Identify and pull out each line of the entries in which "JSON" occurs.

>> begin

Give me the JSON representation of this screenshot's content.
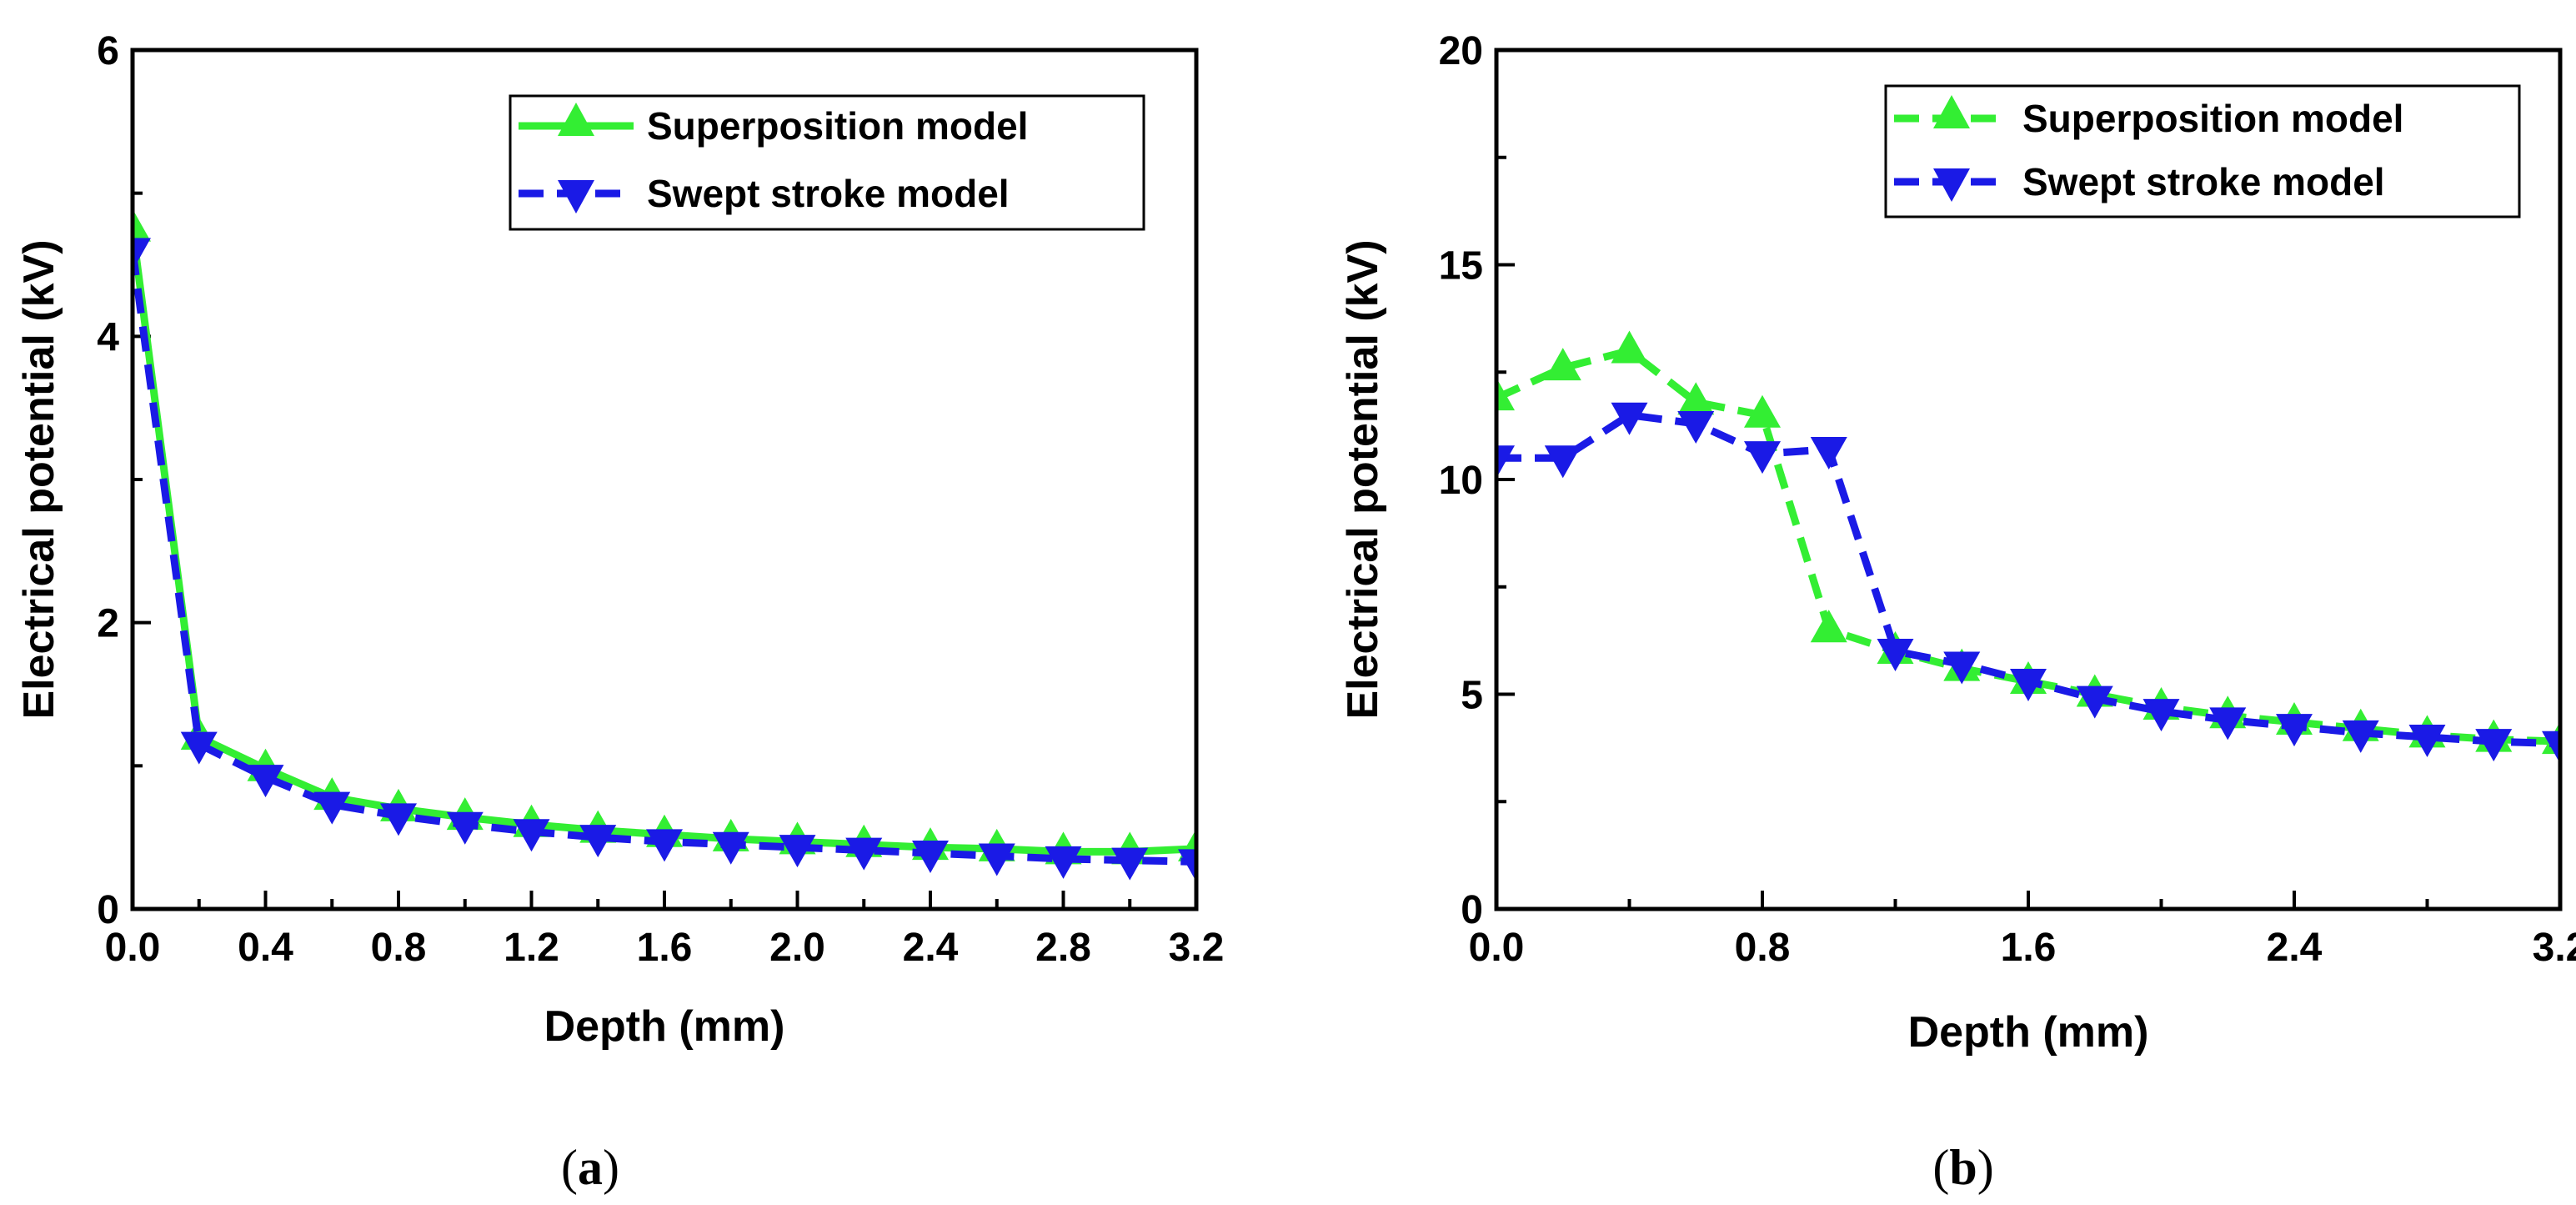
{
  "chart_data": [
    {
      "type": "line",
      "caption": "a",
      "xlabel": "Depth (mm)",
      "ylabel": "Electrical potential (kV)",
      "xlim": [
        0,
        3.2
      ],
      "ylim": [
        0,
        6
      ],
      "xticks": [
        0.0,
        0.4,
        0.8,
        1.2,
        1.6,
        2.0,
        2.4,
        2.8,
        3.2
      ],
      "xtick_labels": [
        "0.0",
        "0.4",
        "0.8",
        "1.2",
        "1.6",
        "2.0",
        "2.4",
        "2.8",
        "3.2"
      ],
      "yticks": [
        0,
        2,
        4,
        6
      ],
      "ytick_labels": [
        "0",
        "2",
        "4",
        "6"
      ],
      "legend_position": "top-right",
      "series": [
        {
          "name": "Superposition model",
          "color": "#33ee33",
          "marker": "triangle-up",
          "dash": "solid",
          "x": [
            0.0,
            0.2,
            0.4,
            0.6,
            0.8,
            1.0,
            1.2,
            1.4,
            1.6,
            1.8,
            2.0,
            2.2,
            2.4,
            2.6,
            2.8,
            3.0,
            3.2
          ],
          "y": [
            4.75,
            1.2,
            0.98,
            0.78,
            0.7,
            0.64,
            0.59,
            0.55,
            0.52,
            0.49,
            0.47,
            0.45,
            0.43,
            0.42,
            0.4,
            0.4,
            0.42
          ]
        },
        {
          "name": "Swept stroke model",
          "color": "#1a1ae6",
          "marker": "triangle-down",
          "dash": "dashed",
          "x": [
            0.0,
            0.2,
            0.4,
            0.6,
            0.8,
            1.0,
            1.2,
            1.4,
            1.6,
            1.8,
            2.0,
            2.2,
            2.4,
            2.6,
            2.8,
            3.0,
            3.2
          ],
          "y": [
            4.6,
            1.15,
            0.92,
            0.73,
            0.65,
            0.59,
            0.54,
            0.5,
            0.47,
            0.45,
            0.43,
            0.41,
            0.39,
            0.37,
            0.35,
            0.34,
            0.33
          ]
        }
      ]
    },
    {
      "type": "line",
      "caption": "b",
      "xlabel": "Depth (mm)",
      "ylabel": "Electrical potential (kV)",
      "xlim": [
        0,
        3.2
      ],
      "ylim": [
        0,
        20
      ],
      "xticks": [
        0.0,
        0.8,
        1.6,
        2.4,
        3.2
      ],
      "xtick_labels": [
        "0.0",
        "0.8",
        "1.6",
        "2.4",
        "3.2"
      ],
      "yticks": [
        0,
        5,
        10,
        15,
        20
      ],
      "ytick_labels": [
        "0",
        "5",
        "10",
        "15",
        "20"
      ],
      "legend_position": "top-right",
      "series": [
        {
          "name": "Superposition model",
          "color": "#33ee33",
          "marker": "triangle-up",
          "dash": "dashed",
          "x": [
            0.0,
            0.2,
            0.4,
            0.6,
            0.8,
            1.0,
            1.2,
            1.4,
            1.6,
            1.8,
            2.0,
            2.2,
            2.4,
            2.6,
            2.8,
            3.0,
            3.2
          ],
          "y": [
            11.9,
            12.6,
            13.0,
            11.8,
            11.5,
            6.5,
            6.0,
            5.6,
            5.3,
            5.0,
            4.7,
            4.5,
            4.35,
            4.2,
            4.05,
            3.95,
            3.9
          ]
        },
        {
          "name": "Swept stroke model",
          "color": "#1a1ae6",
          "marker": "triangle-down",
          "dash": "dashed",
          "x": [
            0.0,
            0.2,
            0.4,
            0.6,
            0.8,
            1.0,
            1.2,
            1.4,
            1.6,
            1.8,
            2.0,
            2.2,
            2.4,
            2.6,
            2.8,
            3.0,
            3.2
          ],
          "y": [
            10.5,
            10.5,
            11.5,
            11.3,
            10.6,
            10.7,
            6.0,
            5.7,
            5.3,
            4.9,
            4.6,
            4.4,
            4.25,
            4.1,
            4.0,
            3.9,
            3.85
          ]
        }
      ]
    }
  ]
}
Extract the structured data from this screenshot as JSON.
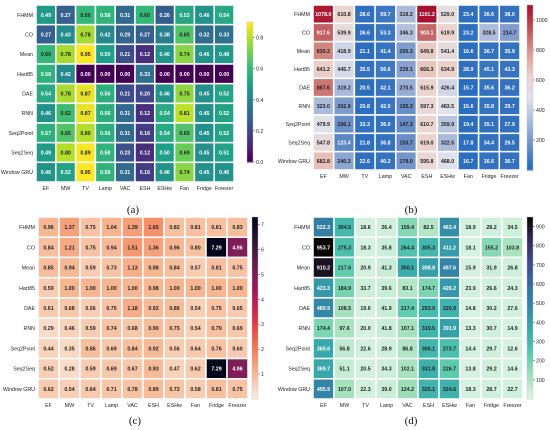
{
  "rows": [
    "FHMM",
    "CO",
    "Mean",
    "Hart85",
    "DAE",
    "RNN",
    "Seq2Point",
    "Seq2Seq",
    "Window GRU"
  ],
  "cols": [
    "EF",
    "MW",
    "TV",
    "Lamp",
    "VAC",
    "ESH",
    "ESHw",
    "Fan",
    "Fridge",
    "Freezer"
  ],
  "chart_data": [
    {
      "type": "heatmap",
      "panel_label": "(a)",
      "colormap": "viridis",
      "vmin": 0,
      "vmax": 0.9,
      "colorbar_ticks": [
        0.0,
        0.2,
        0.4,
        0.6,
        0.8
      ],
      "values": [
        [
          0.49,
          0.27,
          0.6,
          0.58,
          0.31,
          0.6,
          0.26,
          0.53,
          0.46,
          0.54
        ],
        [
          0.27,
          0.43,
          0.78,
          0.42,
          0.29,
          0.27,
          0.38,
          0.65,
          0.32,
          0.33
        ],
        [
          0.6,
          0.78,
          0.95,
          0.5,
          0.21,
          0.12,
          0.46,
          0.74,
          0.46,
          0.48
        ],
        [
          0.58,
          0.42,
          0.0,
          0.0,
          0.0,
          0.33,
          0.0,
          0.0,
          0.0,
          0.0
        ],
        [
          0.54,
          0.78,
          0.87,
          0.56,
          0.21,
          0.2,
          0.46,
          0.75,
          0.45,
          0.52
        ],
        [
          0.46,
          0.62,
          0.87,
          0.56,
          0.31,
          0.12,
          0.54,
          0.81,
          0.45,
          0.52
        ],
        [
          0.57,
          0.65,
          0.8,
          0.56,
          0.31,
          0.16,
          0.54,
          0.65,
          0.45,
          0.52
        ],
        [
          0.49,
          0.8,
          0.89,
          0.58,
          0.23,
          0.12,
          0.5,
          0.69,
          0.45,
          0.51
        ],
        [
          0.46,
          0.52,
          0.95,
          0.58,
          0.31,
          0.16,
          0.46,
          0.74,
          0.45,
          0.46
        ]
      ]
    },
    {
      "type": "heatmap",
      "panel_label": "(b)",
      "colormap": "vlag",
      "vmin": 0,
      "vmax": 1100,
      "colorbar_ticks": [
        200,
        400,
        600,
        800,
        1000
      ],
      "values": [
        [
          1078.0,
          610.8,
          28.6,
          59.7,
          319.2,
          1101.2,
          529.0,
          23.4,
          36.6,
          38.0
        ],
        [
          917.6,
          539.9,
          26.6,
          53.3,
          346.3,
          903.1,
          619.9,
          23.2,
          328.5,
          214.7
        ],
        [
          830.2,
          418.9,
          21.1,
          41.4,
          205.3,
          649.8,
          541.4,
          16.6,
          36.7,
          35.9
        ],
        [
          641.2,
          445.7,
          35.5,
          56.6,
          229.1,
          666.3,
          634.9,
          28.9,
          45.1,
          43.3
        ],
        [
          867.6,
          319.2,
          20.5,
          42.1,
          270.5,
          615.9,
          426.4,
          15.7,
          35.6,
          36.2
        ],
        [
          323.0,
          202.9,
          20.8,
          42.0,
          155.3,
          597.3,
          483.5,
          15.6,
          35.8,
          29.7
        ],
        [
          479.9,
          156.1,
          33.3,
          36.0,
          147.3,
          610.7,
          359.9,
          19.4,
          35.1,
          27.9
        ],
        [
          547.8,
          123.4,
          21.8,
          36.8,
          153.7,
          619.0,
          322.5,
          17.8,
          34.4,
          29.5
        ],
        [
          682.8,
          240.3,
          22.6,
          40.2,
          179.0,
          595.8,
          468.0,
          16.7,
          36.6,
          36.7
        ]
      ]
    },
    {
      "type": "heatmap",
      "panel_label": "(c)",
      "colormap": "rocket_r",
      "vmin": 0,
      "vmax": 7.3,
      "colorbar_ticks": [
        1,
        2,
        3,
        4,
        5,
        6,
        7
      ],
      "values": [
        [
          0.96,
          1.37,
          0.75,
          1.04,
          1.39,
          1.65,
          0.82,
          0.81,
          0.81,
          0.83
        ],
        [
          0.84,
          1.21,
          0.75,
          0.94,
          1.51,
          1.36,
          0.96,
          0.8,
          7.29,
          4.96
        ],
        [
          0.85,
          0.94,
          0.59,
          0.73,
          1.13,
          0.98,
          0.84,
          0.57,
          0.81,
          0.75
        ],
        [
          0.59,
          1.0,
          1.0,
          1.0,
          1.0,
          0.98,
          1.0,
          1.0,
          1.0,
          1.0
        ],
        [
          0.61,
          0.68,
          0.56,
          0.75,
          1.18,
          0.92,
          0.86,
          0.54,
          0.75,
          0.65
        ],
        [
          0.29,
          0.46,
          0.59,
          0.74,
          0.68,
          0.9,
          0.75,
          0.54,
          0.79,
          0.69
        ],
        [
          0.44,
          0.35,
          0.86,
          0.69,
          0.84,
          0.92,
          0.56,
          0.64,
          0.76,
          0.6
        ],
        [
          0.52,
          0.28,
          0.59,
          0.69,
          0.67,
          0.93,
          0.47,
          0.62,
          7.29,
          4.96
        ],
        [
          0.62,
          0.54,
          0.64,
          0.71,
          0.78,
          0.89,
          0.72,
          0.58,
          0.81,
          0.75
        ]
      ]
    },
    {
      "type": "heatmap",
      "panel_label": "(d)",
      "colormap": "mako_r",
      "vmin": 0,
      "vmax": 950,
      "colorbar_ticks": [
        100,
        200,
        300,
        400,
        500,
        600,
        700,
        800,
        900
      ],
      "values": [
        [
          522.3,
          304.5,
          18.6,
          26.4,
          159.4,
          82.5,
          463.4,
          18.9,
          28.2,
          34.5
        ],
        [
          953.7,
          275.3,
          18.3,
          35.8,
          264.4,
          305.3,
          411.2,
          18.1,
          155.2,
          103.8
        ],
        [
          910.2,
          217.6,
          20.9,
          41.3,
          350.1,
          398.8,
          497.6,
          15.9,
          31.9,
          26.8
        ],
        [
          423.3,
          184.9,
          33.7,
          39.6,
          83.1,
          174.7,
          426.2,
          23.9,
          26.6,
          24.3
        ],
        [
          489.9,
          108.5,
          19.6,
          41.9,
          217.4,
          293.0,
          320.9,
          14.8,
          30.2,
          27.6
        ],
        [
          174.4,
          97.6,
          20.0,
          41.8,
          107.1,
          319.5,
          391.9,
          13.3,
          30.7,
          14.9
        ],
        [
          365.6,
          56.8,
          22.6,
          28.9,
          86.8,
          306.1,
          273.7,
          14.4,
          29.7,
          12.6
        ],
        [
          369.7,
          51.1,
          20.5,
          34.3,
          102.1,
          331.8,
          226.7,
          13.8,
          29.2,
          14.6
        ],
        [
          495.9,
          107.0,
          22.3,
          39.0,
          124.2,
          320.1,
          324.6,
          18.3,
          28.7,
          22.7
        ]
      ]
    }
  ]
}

>> end

- [Problem solution]:
Give me the JSON representation of this screenshot's content.
Extract the structured data from this screenshot as JSON.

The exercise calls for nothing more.